◆ **Soal Latihan**:
**a)** Terjemahkan kalimat dari kutipan tentang puasa Muharram berikut ke dalam bahasa Inggris: "Pada dasarnya memperbanyak puasa pada bulan Muharram sangat-sangat dianjurkan, khususnya pada tanggal 10-nya yang dinamakan dengan hari ‘Asyura."
**b)** Salin kembali bagian kutipan tentang puasa Muharram antara "وَصِيَامُ يَوْمِ عَاشُورَاءَ" dan "Muslim no. 1975)", termasuk keduanya. Pada salinan itu, ganti "dosa" dengan "kesalahan".
======== Kutipan Teks
Assalam ‘Alaikum Warohmatullahi Wabarokatuh
Ustadz saya pernah mendengar
keterangan tentang puasa tanggal 11 Muharram. Padahal yang saya tahu yang ada
hanya puasa tanggal 9 dan 10-nya. Mohon penjelasannya.
Ibu Nur
Jamaah Pengajian Masjid Nurul
Jannah-Bekasi
Jawaban oleh Ust. Badrul
Tamam
Wa’alaikum Salam Warohmatullahi Wabarokatuh
Alhamdulillah, puja dan puji bagi
Allah Ta’ala. Shalawat dan salam semoga terlimpah untuk Rasul-Nya, Nabi
Muhammad beserta keluarga dan para sahabatnya.
Pada dasarnya memperbanyak puasa
pada bulan Muharram sangat-sangat dianjurkan, khususnya pada tanggal 10-nya
yang dinamakan dengan hari ‘Asyura. Juga dianjurkan untuk berpuasa tenggal
9-nya, yang disebut sebagai hari Tasu’a. Tujuannya, untuk menyelisihi orang
Yahudi dan Nashrani -yang sebagiannya- mereka berpuasa pada hari kesepuluhnya
(‘Asyura) saja.
Rasulullah shallallaahu
'alaihi wasallam bersabda,
أَفْضَلُ الصِّيَامِ بَعْدَ
رَمَضَانَ شَهْرُ اللَّهِ الْمُحَرَّمُ وَأَفْضَلُ الصَّلَاةِ بَعْدَ الْفَرِيضَةِ
صَلَاةُ اللَّيْلِ
"Puasa yang paling utama
sesudah puasa Ramadlan adalah puasa pada Syahrullah (bulan Allah) Muharram.
Sedangkan shalat malam merupakan shalat yang paling utama sesudah shalat
fardlu." (HR. Muslim, no. 1982 dari Abu Hurairah)
وَصِيَامُ يَوْمِ عَاشُورَاءَ
أَحْتَسِبُ عَلَى اللَّهِ أَنْ يُكَفِّرَ السَّنَةَ الَّتِي قَبْلَهُ
"Puasa hari 'Asyura,
sungguh aku berharap kepada Allah agar menghapuskan dosa setahun yang telah
lalu." (HR. Muslim no. 1975)
================
======== Data yang Diberikan
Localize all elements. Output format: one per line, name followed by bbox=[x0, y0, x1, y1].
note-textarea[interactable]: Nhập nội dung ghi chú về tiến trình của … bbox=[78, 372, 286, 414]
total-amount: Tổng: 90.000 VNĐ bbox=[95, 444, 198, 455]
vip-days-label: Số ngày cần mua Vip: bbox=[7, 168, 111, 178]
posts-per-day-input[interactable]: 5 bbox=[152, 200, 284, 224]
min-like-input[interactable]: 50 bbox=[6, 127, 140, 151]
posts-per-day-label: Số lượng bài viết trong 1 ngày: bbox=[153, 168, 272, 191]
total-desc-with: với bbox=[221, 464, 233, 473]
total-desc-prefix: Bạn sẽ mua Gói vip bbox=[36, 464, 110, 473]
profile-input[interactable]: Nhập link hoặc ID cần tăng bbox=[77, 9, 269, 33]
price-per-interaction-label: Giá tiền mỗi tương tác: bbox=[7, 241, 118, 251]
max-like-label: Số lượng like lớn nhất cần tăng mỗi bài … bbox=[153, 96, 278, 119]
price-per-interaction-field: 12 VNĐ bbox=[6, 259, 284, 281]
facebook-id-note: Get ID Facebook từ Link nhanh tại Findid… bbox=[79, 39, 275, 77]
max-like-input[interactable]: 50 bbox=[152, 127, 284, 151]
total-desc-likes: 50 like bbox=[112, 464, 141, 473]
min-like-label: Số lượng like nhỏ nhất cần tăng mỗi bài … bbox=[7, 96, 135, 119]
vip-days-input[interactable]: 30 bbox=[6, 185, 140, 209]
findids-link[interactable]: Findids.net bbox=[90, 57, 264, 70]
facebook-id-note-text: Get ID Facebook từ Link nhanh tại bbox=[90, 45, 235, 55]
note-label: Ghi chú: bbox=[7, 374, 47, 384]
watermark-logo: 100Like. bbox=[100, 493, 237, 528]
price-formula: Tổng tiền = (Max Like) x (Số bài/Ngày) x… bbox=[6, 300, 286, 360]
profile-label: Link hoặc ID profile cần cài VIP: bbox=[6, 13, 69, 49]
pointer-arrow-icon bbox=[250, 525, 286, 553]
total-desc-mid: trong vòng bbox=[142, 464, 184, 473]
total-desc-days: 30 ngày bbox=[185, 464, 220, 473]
================
◆ **Kunci Jawaban**:
**a)** Basically, increasing fasting in the month of Muharram is very strongly recommended, especially on its 10th day, which is called the day of 'Ashura.

**b)**
وَصِيَامُ يَوْمِ عَاشُورَاءَ
أَحْتَسِبُ عَلَى اللَّهِ أَنْ يُكَفِّرَ السَّنَةَ الَّتِي قَبْلَهُ
"Puasa hari 'Asyura,
sungguh aku berharap kepada Allah agar menghapuskan kesalahan setahun yang telah
lalu." (HR. Muslim no. 1975)